■ **Aim of the task**
Go through the listing below and gather every line with the word "лицам".

■ **Collected data entries**
-- start --

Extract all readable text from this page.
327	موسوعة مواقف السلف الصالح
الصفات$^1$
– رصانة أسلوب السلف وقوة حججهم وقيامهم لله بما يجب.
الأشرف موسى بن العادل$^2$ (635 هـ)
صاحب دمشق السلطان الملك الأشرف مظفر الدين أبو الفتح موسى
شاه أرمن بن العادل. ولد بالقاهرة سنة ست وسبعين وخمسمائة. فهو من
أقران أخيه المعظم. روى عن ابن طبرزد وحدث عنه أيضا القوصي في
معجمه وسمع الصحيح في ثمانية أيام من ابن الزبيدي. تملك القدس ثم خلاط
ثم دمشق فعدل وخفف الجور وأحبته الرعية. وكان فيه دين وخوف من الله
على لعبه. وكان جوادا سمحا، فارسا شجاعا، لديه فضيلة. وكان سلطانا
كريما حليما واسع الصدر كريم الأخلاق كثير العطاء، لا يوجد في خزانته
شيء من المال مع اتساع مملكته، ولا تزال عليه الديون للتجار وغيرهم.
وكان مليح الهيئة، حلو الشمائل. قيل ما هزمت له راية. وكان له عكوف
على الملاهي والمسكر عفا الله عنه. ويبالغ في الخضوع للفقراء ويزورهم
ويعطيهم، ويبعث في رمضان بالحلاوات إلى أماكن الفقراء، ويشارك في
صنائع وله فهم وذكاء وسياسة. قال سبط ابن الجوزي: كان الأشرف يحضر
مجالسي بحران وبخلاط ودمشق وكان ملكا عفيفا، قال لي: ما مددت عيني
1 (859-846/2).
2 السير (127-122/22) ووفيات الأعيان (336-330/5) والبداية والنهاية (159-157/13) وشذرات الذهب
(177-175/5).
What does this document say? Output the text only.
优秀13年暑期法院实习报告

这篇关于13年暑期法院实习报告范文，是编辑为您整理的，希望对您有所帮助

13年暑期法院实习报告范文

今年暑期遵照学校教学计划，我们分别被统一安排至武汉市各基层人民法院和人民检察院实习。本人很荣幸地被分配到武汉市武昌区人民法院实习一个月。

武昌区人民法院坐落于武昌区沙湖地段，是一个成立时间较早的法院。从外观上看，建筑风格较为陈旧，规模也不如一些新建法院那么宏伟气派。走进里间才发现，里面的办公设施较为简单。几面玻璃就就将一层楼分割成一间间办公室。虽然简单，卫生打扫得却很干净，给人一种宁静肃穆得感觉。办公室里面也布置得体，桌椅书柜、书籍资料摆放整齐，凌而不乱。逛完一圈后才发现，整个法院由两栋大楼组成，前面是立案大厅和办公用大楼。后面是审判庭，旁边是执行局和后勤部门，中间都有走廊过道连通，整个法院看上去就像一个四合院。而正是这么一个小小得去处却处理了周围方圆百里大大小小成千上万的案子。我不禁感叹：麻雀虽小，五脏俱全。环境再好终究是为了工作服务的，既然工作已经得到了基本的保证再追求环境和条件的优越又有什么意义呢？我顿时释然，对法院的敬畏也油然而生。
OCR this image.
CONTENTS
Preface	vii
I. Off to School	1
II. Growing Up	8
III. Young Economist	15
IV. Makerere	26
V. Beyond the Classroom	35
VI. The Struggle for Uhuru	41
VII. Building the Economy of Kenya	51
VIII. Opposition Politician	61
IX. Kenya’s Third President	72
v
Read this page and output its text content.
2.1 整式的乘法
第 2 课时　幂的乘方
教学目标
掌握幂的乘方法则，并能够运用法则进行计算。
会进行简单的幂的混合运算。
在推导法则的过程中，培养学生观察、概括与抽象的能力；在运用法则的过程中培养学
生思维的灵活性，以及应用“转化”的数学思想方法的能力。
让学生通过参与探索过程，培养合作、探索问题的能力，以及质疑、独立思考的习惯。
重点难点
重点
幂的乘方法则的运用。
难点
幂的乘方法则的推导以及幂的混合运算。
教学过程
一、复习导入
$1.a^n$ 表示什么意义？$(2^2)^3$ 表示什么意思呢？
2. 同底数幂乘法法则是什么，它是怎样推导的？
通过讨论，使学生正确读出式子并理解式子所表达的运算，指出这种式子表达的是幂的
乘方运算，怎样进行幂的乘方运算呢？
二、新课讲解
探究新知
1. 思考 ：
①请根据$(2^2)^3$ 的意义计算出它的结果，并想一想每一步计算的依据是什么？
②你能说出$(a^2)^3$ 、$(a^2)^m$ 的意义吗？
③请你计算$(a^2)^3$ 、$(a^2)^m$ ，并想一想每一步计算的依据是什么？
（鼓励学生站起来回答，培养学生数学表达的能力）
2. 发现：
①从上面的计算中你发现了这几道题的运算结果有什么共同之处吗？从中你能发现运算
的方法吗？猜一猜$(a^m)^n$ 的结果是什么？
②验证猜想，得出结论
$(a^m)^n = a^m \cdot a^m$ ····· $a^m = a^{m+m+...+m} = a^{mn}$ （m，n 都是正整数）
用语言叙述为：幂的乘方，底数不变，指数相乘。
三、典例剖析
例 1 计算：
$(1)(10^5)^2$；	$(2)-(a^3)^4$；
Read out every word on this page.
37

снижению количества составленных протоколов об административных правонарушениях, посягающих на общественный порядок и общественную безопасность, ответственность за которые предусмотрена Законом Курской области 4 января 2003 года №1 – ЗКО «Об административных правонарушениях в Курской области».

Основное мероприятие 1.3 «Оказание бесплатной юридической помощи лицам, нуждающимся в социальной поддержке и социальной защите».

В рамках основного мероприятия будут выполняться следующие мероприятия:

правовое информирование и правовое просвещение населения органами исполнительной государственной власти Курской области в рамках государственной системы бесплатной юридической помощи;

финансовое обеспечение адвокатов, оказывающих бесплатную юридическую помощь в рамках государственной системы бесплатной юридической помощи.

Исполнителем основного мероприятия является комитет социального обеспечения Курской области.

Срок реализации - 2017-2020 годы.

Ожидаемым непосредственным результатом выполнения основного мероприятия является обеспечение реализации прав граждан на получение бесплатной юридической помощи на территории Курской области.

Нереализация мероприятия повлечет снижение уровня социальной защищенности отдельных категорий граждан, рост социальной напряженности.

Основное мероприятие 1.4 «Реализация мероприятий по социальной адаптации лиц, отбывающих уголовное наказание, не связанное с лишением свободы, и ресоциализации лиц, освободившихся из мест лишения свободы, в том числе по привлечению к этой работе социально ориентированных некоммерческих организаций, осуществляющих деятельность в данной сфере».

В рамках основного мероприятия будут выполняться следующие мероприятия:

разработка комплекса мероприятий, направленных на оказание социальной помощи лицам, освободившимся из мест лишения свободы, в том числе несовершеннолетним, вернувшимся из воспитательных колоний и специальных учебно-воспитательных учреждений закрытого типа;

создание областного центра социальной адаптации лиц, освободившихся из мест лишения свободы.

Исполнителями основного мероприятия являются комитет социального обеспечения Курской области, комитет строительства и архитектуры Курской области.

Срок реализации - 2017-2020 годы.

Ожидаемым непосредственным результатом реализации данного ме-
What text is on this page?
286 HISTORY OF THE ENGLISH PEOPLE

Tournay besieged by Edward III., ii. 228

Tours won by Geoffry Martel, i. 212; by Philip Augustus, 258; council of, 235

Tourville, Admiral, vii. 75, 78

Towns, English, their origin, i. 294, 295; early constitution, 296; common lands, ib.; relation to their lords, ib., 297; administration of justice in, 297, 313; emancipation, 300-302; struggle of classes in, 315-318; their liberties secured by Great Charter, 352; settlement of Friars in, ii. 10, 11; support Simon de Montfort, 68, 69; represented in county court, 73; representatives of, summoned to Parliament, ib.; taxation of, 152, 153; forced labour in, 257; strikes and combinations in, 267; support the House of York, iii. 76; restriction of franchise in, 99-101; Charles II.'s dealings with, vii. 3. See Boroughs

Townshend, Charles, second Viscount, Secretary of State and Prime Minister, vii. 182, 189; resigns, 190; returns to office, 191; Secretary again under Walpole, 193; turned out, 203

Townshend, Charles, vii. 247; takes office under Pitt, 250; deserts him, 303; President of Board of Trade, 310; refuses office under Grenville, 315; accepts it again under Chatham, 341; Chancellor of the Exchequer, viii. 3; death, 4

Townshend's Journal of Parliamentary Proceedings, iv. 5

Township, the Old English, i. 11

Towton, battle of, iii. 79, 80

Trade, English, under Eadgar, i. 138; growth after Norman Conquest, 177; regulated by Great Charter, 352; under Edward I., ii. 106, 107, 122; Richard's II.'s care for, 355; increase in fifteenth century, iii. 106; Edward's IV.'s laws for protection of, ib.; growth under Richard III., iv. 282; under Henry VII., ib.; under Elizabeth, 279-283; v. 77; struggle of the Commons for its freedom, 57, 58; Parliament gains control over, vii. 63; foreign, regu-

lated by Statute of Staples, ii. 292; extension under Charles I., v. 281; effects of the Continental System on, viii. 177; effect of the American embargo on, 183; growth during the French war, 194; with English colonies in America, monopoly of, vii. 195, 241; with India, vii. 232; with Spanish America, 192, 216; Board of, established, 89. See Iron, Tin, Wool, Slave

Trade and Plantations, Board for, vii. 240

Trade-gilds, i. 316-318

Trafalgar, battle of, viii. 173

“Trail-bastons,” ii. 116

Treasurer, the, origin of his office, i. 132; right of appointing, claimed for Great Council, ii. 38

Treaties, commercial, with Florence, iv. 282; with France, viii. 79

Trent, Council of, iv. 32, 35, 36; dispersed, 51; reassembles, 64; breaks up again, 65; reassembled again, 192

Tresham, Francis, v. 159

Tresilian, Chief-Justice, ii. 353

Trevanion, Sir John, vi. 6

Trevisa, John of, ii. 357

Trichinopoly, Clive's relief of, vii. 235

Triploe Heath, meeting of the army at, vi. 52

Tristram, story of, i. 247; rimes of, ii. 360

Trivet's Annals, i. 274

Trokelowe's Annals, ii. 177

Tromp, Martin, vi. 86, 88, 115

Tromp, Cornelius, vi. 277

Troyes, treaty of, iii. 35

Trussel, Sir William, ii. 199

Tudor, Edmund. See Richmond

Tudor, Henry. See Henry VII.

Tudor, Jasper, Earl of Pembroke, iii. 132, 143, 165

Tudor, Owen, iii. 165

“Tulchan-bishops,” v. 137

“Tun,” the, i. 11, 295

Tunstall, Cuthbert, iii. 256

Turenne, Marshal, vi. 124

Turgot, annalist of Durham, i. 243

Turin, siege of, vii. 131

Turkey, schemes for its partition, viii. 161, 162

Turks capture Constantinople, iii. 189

-- end --

■ **Exercise result**
Основное мероприятие 1.3 «Оказание бесплатной юридической помощи лицам, нуждающимся в социальной поддержке и социальной защите».
разработка комплекса мероприятий, направленных на оказание социальной помощи лицам, освободившимся из мест лишения свободы, в том числе несовершеннолетним, вернувшимся из воспитательных колоний и специальных учебно-воспитательных учреждений закрытого типа;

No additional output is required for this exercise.